╔══

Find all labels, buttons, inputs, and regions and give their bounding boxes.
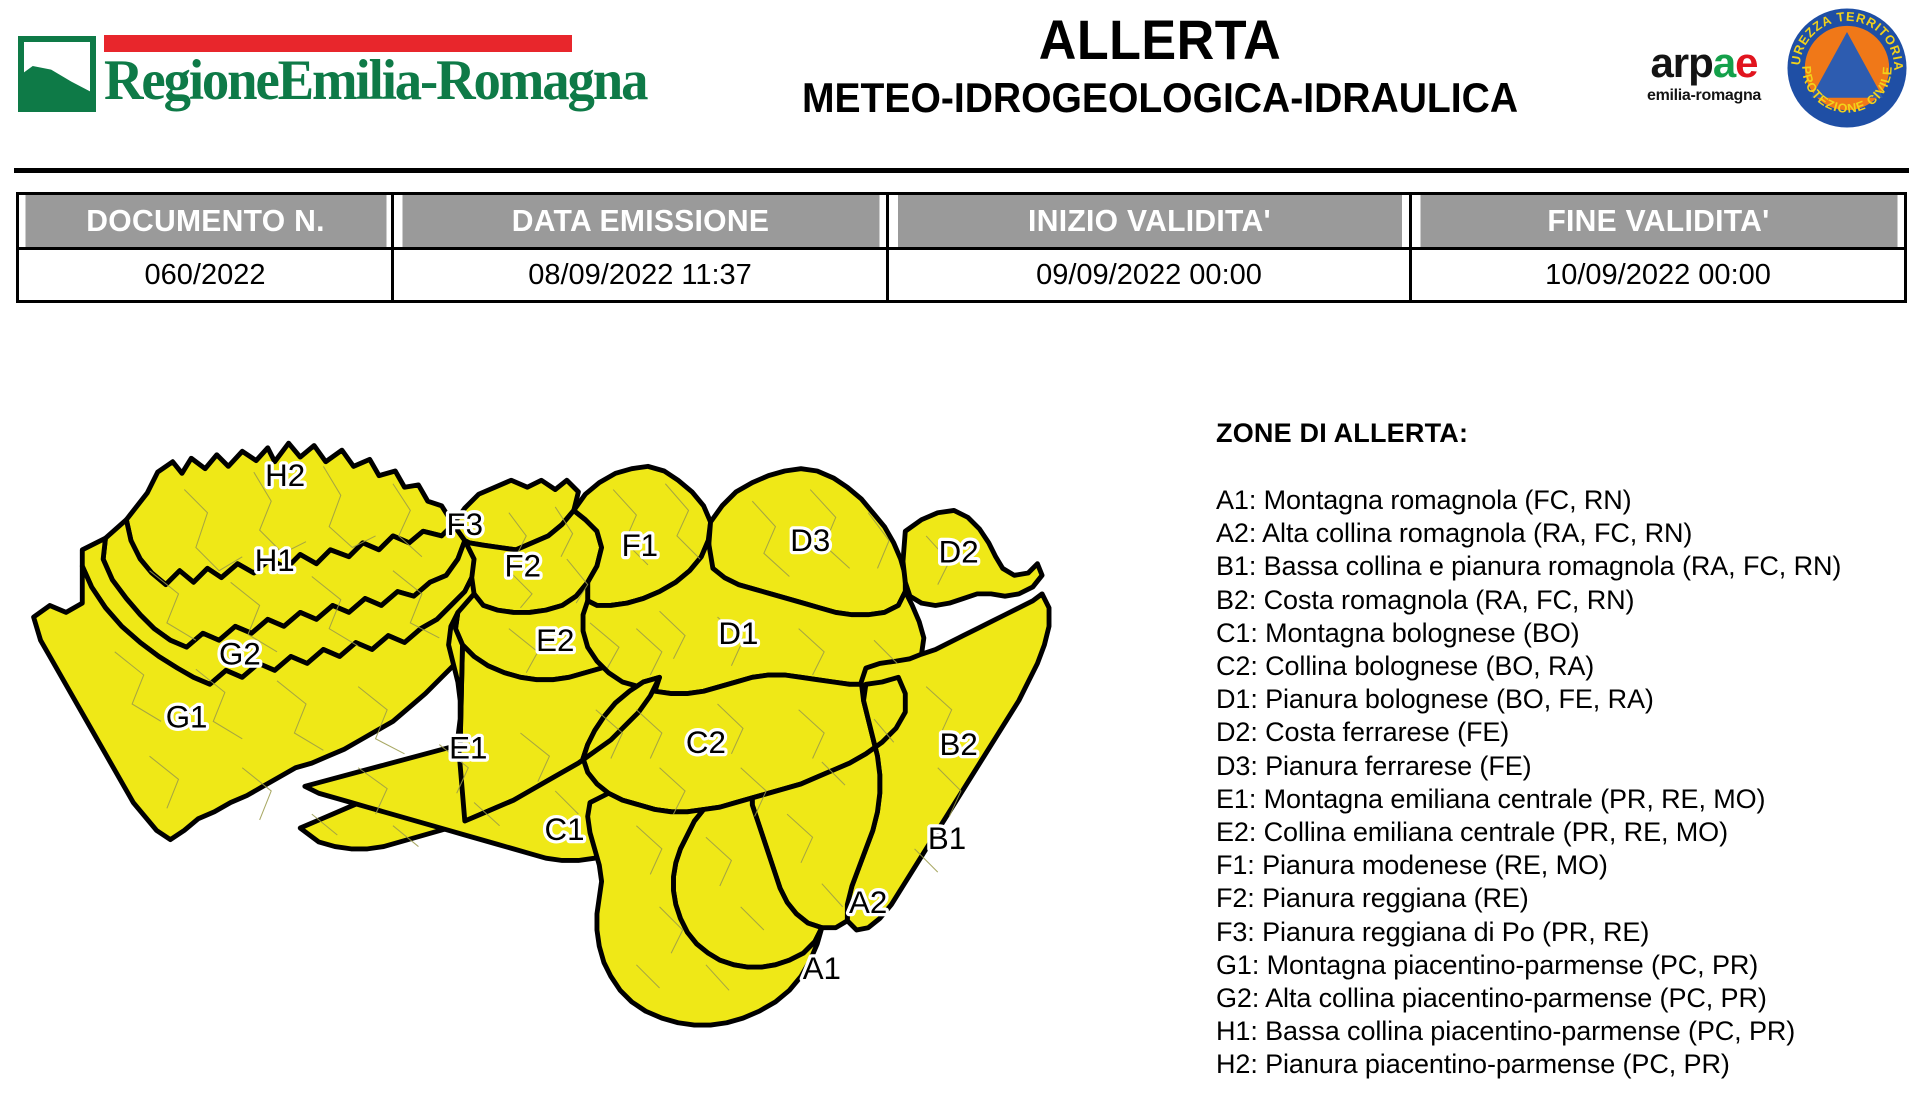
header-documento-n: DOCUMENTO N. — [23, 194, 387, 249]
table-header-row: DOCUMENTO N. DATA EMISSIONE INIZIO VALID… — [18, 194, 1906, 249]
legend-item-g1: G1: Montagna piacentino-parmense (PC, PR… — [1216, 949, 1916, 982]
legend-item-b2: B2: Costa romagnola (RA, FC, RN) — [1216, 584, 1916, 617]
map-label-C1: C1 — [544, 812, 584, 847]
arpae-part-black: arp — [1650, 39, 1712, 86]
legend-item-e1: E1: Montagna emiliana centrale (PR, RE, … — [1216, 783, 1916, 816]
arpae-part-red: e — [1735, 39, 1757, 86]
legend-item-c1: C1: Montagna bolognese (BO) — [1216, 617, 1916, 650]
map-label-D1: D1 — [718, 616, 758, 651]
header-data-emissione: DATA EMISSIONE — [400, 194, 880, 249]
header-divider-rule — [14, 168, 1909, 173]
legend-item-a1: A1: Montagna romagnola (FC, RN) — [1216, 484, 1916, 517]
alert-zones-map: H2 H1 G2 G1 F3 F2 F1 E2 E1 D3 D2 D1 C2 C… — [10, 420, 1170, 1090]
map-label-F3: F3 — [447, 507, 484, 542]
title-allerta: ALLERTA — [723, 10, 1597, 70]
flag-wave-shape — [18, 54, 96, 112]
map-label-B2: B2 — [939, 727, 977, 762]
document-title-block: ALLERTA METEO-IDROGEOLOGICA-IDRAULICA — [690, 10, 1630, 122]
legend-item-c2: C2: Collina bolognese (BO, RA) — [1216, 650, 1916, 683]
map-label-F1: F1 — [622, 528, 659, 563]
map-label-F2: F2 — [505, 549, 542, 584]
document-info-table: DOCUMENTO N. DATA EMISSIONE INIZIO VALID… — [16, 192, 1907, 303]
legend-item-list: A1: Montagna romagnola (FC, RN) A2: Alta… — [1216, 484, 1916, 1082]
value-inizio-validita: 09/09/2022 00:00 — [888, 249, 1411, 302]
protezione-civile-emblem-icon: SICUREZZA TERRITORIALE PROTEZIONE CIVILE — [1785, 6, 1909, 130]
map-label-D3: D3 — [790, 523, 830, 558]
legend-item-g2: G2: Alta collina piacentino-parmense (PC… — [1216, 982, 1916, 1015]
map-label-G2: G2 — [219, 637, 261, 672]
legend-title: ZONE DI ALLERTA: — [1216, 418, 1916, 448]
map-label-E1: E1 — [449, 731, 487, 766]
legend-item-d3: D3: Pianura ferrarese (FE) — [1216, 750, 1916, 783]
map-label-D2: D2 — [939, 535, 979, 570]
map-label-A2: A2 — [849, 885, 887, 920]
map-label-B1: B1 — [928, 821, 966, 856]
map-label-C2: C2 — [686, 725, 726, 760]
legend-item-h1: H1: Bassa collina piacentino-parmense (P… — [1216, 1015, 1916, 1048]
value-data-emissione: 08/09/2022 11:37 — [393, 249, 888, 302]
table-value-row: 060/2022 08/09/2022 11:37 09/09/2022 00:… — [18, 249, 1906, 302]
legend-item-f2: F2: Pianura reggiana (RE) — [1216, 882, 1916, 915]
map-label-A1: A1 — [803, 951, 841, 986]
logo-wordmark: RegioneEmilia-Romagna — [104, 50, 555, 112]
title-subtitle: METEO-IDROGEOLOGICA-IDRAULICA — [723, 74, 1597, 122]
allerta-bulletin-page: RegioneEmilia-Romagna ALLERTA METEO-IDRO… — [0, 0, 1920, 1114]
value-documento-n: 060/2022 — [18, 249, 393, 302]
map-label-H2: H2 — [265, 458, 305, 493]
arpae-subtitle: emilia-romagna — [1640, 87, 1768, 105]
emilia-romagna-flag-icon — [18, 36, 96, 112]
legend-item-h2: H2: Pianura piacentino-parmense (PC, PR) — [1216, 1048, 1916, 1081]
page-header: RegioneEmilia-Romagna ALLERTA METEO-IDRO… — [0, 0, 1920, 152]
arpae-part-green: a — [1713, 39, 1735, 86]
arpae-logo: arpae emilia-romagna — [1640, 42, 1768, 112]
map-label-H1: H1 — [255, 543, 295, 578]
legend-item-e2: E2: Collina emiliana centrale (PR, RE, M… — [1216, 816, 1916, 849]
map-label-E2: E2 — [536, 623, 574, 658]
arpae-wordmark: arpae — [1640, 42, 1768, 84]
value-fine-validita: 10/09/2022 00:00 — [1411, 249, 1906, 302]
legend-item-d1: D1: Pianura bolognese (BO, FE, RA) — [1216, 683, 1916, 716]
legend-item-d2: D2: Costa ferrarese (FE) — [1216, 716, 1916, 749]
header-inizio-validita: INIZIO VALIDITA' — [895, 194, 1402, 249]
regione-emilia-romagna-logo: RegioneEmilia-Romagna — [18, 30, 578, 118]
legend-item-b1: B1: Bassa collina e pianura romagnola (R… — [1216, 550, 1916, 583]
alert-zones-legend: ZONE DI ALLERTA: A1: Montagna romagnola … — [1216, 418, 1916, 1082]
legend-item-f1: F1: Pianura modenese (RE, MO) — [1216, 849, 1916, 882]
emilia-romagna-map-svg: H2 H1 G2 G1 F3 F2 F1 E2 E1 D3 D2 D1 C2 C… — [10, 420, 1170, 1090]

╚══

## PROBLEM REQUIREMENTS
Copy the item above word for word, leaving out the picture.

## EXERCISE RESPONSE
Find all labels, buttons, inputs, and regions and give their bounding boxes.
header-documento-n: DOCUMENTO N. — [23, 194, 387, 249]
table-header-row: DOCUMENTO N. DATA EMISSIONE INIZIO VALID… — [18, 194, 1906, 249]
legend-item-g1: G1: Montagna piacentino-parmense (PC, PR… — [1216, 949, 1916, 982]
legend-item-b2: B2: Costa romagnola (RA, FC, RN) — [1216, 584, 1916, 617]
map-label-C1: C1 — [544, 812, 584, 847]
arpae-part-black: arp — [1650, 39, 1712, 86]
legend-item-e1: E1: Montagna emiliana centrale (PR, RE, … — [1216, 783, 1916, 816]
arpae-part-red: e — [1735, 39, 1757, 86]
legend-item-c1: C1: Montagna bolognese (BO) — [1216, 617, 1916, 650]
map-label-D1: D1 — [718, 616, 758, 651]
header-data-emissione: DATA EMISSIONE — [400, 194, 880, 249]
header-divider-rule — [14, 168, 1909, 173]
legend-item-a1: A1: Montagna romagnola (FC, RN) — [1216, 484, 1916, 517]
alert-zones-map: H2 H1 G2 G1 F3 F2 F1 E2 E1 D3 D2 D1 C2 C… — [10, 420, 1170, 1090]
map-label-F3: F3 — [447, 507, 484, 542]
title-allerta: ALLERTA — [723, 10, 1597, 70]
flag-wave-shape — [18, 54, 96, 112]
map-label-B2: B2 — [939, 727, 977, 762]
document-title-block: ALLERTA METEO-IDROGEOLOGICA-IDRAULICA — [690, 10, 1630, 122]
legend-item-c2: C2: Collina bolognese (BO, RA) — [1216, 650, 1916, 683]
map-label-F1: F1 — [622, 528, 659, 563]
map-label-F2: F2 — [505, 549, 542, 584]
document-info-table: DOCUMENTO N. DATA EMISSIONE INIZIO VALID… — [16, 192, 1907, 303]
legend-item-list: A1: Montagna romagnola (FC, RN) A2: Alta… — [1216, 484, 1916, 1082]
value-inizio-validita: 09/09/2022 00:00 — [888, 249, 1411, 302]
protezione-civile-emblem-icon: SICUREZZA TERRITORIALE PROTEZIONE CIVILE — [1785, 6, 1909, 130]
map-label-D3: D3 — [790, 523, 830, 558]
legend-item-g2: G2: Alta collina piacentino-parmense (PC… — [1216, 982, 1916, 1015]
map-label-G2: G2 — [219, 637, 261, 672]
legend-title: ZONE DI ALLERTA: — [1216, 418, 1916, 448]
map-label-E1: E1 — [449, 731, 487, 766]
legend-item-d3: D3: Pianura ferrarese (FE) — [1216, 750, 1916, 783]
map-label-D2: D2 — [939, 535, 979, 570]
map-label-A2: A2 — [849, 885, 887, 920]
map-label-B1: B1 — [928, 821, 966, 856]
map-label-C2: C2 — [686, 725, 726, 760]
legend-item-h1: H1: Bassa collina piacentino-parmense (P… — [1216, 1015, 1916, 1048]
value-data-emissione: 08/09/2022 11:37 — [393, 249, 888, 302]
table-value-row: 060/2022 08/09/2022 11:37 09/09/2022 00:… — [18, 249, 1906, 302]
legend-item-f2: F2: Pianura reggiana (RE) — [1216, 882, 1916, 915]
map-label-A1: A1 — [803, 951, 841, 986]
logo-wordmark: RegioneEmilia-Romagna — [104, 50, 555, 112]
title-subtitle: METEO-IDROGEOLOGICA-IDRAULICA — [723, 74, 1597, 122]
allerta-bulletin-page: RegioneEmilia-Romagna ALLERTA METEO-IDRO… — [0, 0, 1920, 1114]
value-documento-n: 060/2022 — [18, 249, 393, 302]
map-label-H2: H2 — [265, 458, 305, 493]
arpae-subtitle: emilia-romagna — [1640, 87, 1768, 105]
emilia-romagna-flag-icon — [18, 36, 96, 112]
legend-item-h2: H2: Pianura piacentino-parmense (PC, PR) — [1216, 1048, 1916, 1081]
page-header: RegioneEmilia-Romagna ALLERTA METEO-IDRO… — [0, 0, 1920, 152]
arpae-part-green: a — [1713, 39, 1735, 86]
arpae-logo: arpae emilia-romagna — [1640, 42, 1768, 112]
map-label-H1: H1 — [255, 543, 295, 578]
legend-item-e2: E2: Collina emiliana centrale (PR, RE, M… — [1216, 816, 1916, 849]
map-label-E2: E2 — [536, 623, 574, 658]
arpae-wordmark: arpae — [1640, 42, 1768, 84]
value-fine-validita: 10/09/2022 00:00 — [1411, 249, 1906, 302]
legend-item-d1: D1: Pianura bolognese (BO, FE, RA) — [1216, 683, 1916, 716]
legend-item-d2: D2: Costa ferrarese (FE) — [1216, 716, 1916, 749]
header-inizio-validita: INIZIO VALIDITA' — [895, 194, 1402, 249]
regione-emilia-romagna-logo: RegioneEmilia-Romagna — [18, 30, 578, 118]
legend-item-b1: B1: Bassa collina e pianura romagnola (R… — [1216, 550, 1916, 583]
alert-zones-legend: ZONE DI ALLERTA: A1: Montagna romagnola … — [1216, 418, 1916, 1082]
legend-item-f1: F1: Pianura modenese (RE, MO) — [1216, 849, 1916, 882]
emilia-romagna-map-svg: H2 H1 G2 G1 F3 F2 F1 E2 E1 D3 D2 D1 C2 C… — [10, 420, 1170, 1090]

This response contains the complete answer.